* **Exercise task**: Extract the rows from the line with "Give bounding boxes" to the line with "y-tick-label: 1.5 <box>33 263 52 277</box>", and reproduce them verbatim.

* **Available data**:
○ ○ ○
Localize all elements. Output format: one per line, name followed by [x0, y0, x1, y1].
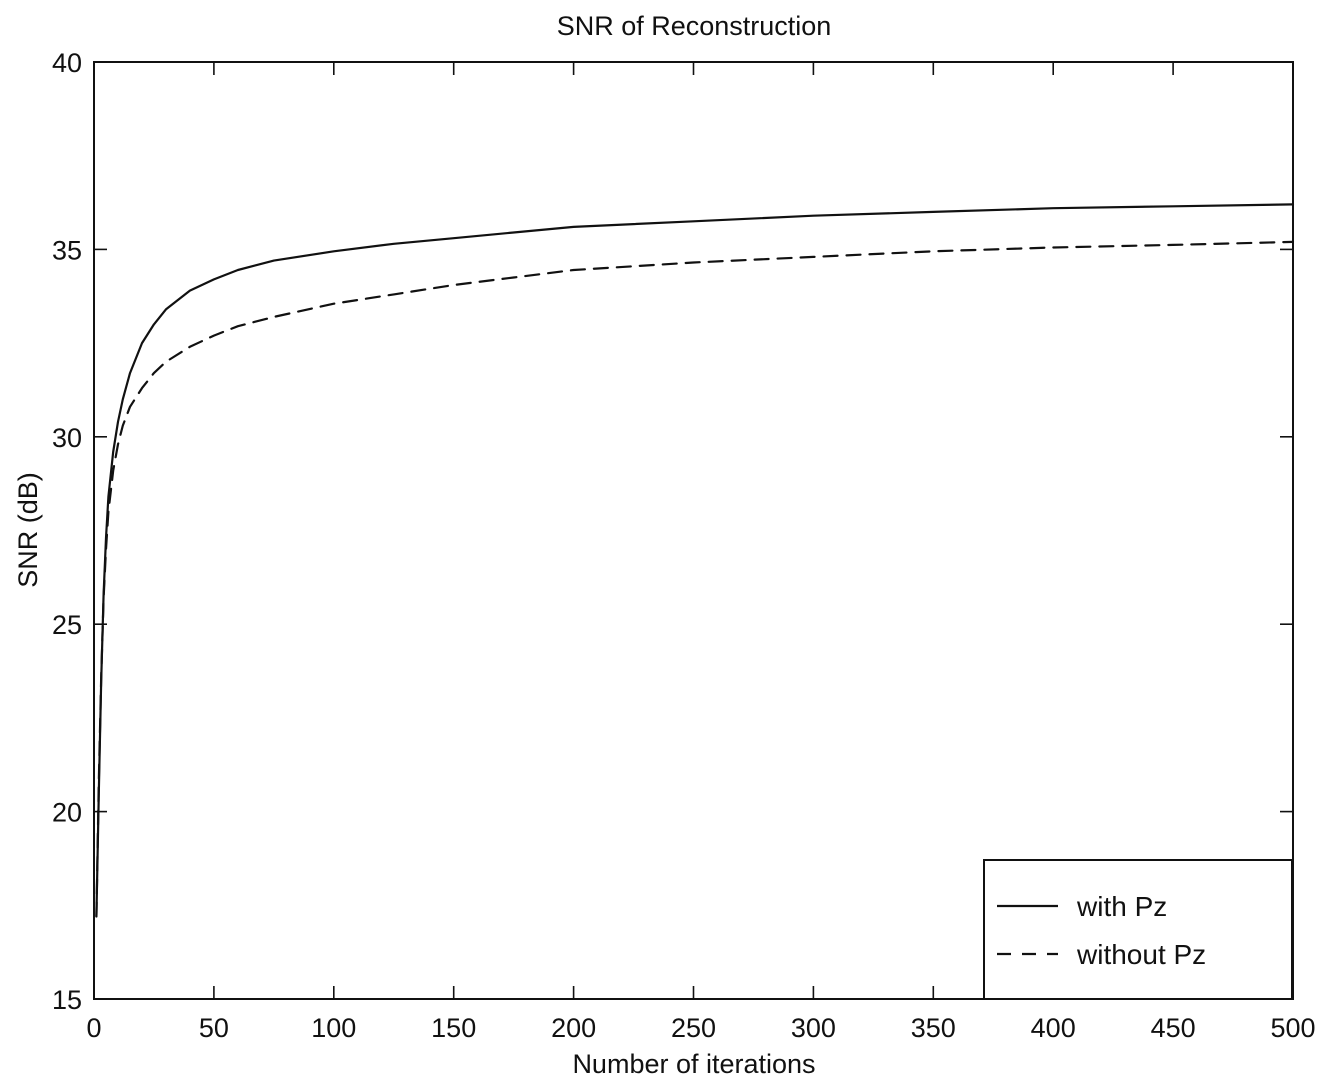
○ ○ ○
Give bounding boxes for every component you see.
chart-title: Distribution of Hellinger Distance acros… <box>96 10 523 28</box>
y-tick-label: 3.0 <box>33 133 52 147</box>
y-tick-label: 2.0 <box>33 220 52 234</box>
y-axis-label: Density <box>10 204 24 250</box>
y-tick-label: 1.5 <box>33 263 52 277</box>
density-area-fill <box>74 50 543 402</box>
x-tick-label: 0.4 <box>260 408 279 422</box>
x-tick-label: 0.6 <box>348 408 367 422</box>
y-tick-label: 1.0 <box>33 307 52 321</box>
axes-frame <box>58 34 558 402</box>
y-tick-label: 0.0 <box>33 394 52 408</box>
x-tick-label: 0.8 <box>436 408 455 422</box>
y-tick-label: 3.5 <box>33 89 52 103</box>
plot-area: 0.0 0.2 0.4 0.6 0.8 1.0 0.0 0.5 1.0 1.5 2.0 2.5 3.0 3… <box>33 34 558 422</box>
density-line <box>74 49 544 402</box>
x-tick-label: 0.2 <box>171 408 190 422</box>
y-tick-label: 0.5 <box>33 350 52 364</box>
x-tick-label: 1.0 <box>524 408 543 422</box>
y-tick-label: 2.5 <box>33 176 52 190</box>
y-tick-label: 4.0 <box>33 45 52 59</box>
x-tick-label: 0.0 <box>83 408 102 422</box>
○ ○ ○
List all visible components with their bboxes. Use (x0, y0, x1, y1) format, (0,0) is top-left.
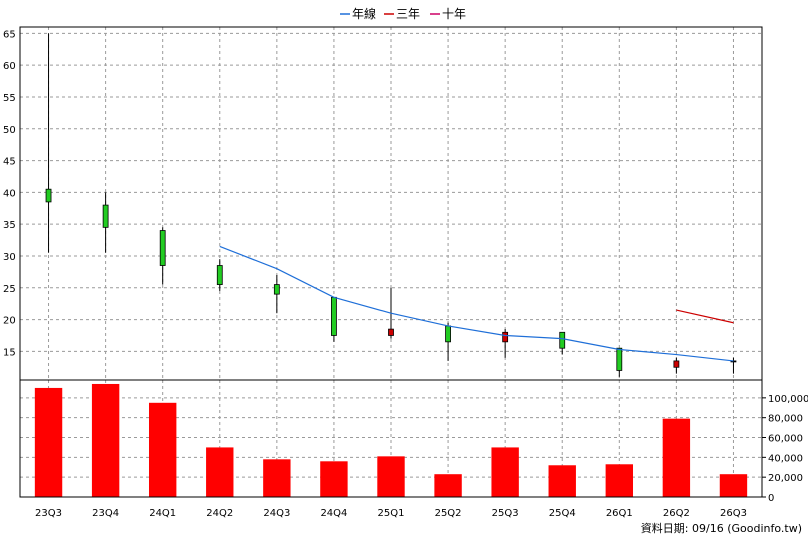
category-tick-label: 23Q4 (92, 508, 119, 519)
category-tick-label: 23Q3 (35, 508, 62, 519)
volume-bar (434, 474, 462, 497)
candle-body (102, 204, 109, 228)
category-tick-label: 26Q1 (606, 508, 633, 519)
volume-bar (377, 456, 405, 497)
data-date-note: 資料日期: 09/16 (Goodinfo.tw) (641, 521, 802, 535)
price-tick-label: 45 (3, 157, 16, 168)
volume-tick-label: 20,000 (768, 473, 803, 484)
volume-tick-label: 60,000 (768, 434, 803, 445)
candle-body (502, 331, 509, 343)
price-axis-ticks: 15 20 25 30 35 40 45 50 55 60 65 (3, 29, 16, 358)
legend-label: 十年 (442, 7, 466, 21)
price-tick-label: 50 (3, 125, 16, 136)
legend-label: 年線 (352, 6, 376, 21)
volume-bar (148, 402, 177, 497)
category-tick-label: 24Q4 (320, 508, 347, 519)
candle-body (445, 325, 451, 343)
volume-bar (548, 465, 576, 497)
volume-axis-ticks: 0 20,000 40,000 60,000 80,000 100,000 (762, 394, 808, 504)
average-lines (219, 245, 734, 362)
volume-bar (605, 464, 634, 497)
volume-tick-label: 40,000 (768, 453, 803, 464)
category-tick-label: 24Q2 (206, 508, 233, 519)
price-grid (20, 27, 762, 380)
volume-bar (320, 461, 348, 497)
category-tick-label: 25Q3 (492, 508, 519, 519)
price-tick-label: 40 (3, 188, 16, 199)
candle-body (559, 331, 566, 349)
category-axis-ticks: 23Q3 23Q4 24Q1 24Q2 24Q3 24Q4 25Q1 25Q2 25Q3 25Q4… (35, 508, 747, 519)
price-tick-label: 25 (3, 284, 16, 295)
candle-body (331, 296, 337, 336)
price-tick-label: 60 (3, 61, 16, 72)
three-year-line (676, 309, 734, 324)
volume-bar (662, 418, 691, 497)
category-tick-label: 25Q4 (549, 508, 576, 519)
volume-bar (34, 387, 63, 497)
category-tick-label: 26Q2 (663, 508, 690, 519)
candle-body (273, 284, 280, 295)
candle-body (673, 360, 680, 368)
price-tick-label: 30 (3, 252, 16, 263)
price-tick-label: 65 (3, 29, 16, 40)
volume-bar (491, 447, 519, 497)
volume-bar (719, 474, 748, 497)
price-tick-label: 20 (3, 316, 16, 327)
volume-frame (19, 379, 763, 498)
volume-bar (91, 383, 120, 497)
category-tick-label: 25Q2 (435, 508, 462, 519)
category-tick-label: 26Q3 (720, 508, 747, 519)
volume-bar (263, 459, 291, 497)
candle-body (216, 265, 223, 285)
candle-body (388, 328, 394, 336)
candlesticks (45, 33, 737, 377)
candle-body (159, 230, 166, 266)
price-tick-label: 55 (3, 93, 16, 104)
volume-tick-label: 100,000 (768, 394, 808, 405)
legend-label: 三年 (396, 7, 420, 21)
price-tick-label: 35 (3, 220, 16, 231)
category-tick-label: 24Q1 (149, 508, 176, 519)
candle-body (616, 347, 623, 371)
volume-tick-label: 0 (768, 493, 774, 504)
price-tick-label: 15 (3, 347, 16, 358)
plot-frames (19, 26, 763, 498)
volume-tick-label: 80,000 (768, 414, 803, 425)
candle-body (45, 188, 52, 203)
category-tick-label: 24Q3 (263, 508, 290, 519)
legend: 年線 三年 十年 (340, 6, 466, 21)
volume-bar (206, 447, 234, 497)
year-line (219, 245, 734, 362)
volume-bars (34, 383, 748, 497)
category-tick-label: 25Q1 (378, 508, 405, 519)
○ ○ ○
* **Result**:
Give bounding boxes for every component you see.
chart-title: Distribution of Hellinger Distance acros… <box>96 10 523 28</box>
y-tick-label: 3.0 <box>33 133 52 147</box>
y-tick-label: 2.0 <box>33 220 52 234</box>
y-axis-label: Density <box>10 204 24 250</box>
y-tick-label: 1.5 <box>33 263 52 277</box>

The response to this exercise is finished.